Instructions for the task: Reproduce the listing word for word. Skip any image.

Input:
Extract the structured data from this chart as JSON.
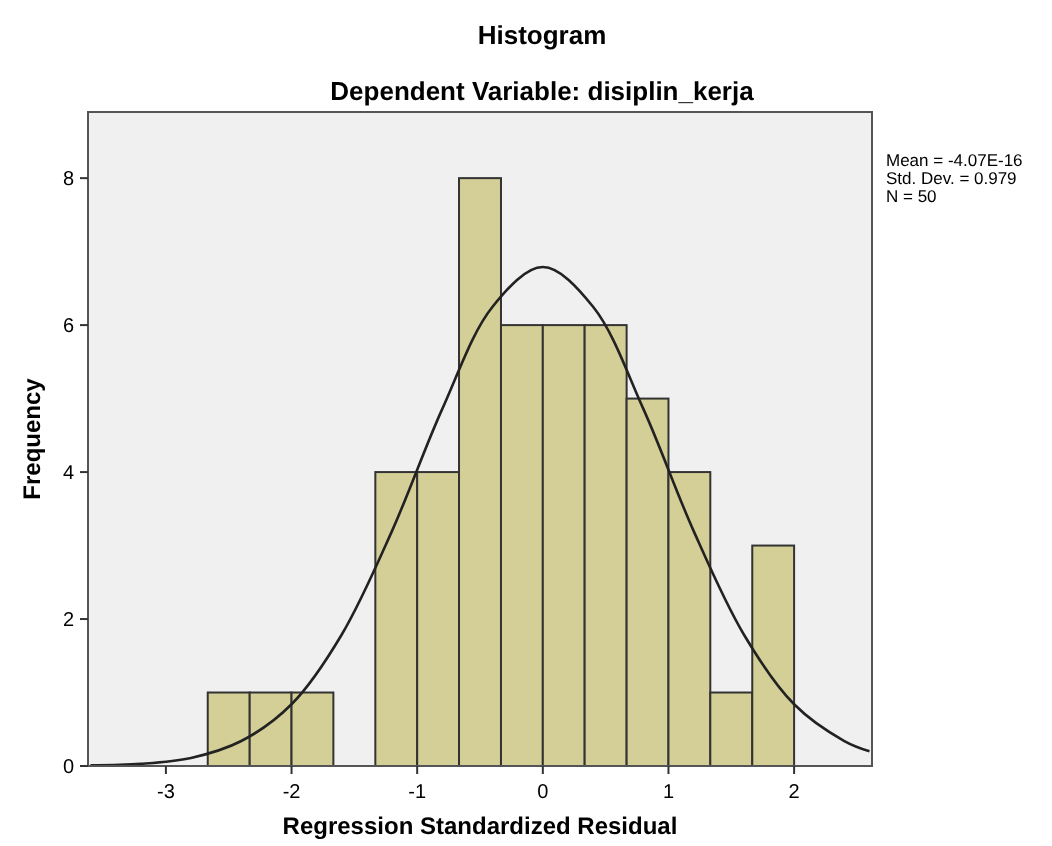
{
  "chart_data": {
    "type": "histogram",
    "title": "Histogram",
    "subtitle": "Dependent Variable: disiplin_kerja",
    "xlabel": "Regression Standardized Residual",
    "ylabel": "Frequency",
    "bins": [
      -2.667,
      -2.333,
      -2,
      -1.667,
      -1.333,
      -1,
      -0.667,
      -0.333,
      0,
      0.333,
      0.667,
      1,
      1.333,
      1.667,
      2
    ],
    "series": [
      {
        "color": "#d3cf96",
        "values": [
          1,
          1,
          1,
          0,
          4,
          4,
          8,
          6,
          6,
          6,
          5,
          4,
          1,
          3
        ]
      },
      {
        "type": "line",
        "color": "#222222",
        "x": [
          -3.6,
          -3.2,
          -2.8,
          -2.4,
          -2,
          -1.6,
          -1.2,
          -0.8,
          -0.4,
          0,
          0.4,
          0.8,
          1.2,
          1.6,
          2,
          2.4,
          2.6
        ],
        "values": [
          0.01,
          0.03,
          0.11,
          0.34,
          0.84,
          1.79,
          3.2,
          4.86,
          6.25,
          6.79,
          6.25,
          4.86,
          3.2,
          1.79,
          0.84,
          0.34,
          0.2
        ]
      }
    ],
    "xlim": [
      -3.62,
      2.62
    ],
    "xticks": [
      -3,
      -2,
      -1,
      0,
      1,
      2
    ],
    "ylim": [
      0,
      8.9
    ],
    "yticks": [
      0,
      2,
      4,
      6,
      8
    ],
    "grid": false,
    "marker": "none",
    "line_style": "solid",
    "annotations": [
      "Mean = -4.07E-16",
      "Std. Dev. = 0.979",
      "N = 50"
    ]
  }
}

Finished answer:
Extract the structured data from this chart as JSON.
{
  "chart_data": {
    "type": "histogram",
    "title": "Histogram",
    "subtitle": "Dependent Variable: disiplin_kerja",
    "xlabel": "Regression Standardized Residual",
    "ylabel": "Frequency",
    "bins": [
      -2.667,
      -2.333,
      -2,
      -1.667,
      -1.333,
      -1,
      -0.667,
      -0.333,
      0,
      0.333,
      0.667,
      1,
      1.333,
      1.667,
      2
    ],
    "series": [
      {
        "color": "#d3cf96",
        "values": [
          1,
          1,
          1,
          0,
          4,
          4,
          8,
          6,
          6,
          6,
          5,
          4,
          1,
          3
        ]
      },
      {
        "type": "line",
        "color": "#222222",
        "x": [
          -3.6,
          -3.2,
          -2.8,
          -2.4,
          -2,
          -1.6,
          -1.2,
          -0.8,
          -0.4,
          0,
          0.4,
          0.8,
          1.2,
          1.6,
          2,
          2.4,
          2.6
        ],
        "values": [
          0.01,
          0.03,
          0.11,
          0.34,
          0.84,
          1.79,
          3.2,
          4.86,
          6.25,
          6.79,
          6.25,
          4.86,
          3.2,
          1.79,
          0.84,
          0.34,
          0.2
        ]
      }
    ],
    "xlim": [
      -3.62,
      2.62
    ],
    "xticks": [
      -3,
      -2,
      -1,
      0,
      1,
      2
    ],
    "ylim": [
      0,
      8.9
    ],
    "yticks": [
      0,
      2,
      4,
      6,
      8
    ],
    "grid": false,
    "marker": "none",
    "line_style": "solid",
    "annotations": [
      "Mean = -4.07E-16",
      "Std. Dev. = 0.979",
      "N = 50"
    ]
  }
}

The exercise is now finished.